Data supplied
===============
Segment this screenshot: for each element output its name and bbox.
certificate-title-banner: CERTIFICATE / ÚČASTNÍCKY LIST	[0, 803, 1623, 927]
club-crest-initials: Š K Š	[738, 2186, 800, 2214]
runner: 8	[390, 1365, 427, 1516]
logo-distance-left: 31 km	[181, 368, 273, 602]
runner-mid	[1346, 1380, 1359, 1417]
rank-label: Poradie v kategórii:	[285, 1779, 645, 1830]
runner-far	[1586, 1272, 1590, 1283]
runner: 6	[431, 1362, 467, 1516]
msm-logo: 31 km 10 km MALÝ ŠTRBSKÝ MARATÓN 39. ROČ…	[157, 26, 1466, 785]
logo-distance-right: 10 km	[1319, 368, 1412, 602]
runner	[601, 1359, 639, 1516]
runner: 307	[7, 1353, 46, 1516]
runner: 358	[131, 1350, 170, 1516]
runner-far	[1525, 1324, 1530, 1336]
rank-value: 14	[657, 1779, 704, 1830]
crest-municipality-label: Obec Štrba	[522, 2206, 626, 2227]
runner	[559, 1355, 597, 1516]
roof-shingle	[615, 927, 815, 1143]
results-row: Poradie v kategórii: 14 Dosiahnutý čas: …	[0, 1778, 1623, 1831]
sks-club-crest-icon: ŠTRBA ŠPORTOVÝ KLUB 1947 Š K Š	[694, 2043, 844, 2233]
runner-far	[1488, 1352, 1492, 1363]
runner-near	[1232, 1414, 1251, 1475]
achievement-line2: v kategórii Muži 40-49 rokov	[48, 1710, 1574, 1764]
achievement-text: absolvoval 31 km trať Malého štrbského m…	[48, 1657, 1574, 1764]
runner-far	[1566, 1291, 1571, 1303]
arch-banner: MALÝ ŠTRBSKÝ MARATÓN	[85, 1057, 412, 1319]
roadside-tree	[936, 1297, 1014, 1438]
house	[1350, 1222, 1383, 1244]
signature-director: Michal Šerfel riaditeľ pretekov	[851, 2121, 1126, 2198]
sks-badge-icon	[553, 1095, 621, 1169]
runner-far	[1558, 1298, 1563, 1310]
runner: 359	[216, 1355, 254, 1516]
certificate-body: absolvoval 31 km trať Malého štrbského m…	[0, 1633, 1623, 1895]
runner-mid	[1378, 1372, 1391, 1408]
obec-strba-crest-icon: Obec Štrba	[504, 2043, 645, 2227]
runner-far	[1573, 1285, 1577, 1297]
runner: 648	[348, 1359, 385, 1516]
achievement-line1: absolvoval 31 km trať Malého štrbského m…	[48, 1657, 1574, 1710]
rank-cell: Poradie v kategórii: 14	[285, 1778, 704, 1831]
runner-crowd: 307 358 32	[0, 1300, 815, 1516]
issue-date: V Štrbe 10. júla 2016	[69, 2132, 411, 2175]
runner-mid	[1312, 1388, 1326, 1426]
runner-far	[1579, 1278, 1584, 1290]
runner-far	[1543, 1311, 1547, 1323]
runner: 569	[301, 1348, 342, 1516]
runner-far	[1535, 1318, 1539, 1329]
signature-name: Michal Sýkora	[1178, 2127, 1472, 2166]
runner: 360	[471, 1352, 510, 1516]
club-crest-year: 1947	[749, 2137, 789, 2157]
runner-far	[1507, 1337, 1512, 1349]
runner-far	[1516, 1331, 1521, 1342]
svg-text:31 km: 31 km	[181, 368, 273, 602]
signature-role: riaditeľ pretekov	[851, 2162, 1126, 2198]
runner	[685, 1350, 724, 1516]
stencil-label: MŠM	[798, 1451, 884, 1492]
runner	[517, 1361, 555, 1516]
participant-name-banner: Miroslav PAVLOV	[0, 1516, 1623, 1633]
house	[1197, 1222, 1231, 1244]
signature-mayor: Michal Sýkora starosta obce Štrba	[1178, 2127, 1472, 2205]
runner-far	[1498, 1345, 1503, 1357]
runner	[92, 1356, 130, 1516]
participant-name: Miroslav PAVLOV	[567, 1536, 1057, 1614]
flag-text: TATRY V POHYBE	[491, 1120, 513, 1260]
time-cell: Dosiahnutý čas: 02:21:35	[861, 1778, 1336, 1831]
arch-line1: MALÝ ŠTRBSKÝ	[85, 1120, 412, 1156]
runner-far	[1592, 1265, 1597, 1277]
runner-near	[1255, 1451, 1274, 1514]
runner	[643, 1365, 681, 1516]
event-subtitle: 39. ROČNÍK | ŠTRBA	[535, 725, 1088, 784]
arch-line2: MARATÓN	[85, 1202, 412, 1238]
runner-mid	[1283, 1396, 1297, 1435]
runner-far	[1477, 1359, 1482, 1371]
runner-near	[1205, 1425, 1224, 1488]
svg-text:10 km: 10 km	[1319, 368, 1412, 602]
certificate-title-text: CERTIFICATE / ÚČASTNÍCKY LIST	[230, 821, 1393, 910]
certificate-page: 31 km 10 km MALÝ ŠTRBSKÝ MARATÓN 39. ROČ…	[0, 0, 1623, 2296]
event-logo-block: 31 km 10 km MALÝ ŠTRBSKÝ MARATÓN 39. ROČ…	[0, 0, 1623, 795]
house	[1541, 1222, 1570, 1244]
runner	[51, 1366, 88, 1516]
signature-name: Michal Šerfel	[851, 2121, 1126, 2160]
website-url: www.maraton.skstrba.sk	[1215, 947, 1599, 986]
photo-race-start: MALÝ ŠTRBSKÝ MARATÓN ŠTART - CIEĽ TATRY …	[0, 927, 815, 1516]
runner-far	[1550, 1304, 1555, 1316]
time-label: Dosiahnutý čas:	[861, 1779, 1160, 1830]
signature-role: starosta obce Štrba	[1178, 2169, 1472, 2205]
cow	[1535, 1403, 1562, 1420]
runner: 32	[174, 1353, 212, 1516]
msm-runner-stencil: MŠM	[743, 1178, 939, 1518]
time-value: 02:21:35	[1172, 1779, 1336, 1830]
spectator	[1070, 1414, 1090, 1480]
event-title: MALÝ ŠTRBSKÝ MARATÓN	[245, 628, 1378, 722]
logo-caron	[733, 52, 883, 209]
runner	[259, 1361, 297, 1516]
===============
Your goal
Pull out the lines of the listing above word for word, from its first line up to and including the line containing "1355, 597, 1516]".

Result below
Segment this screenshot: for each element output its name and bbox.
certificate-title-banner: CERTIFICATE / ÚČASTNÍCKY LIST	[0, 803, 1623, 927]
club-crest-initials: Š K Š	[738, 2186, 800, 2214]
runner: 8	[390, 1365, 427, 1516]
logo-distance-left: 31 km	[181, 368, 273, 602]
runner-mid	[1346, 1380, 1359, 1417]
rank-label: Poradie v kategórii:	[285, 1779, 645, 1830]
runner-far	[1586, 1272, 1590, 1283]
runner: 6	[431, 1362, 467, 1516]
msm-logo: 31 km 10 km MALÝ ŠTRBSKÝ MARATÓN 39. ROČ…	[157, 26, 1466, 785]
logo-distance-right: 10 km	[1319, 368, 1412, 602]
runner	[601, 1359, 639, 1516]
runner: 307	[7, 1353, 46, 1516]
runner: 358	[131, 1350, 170, 1516]
runner-far	[1525, 1324, 1530, 1336]
rank-value: 14	[657, 1779, 704, 1830]
crest-municipality-label: Obec Štrba	[522, 2206, 626, 2227]
runner	[559, 1355, 597, 1516]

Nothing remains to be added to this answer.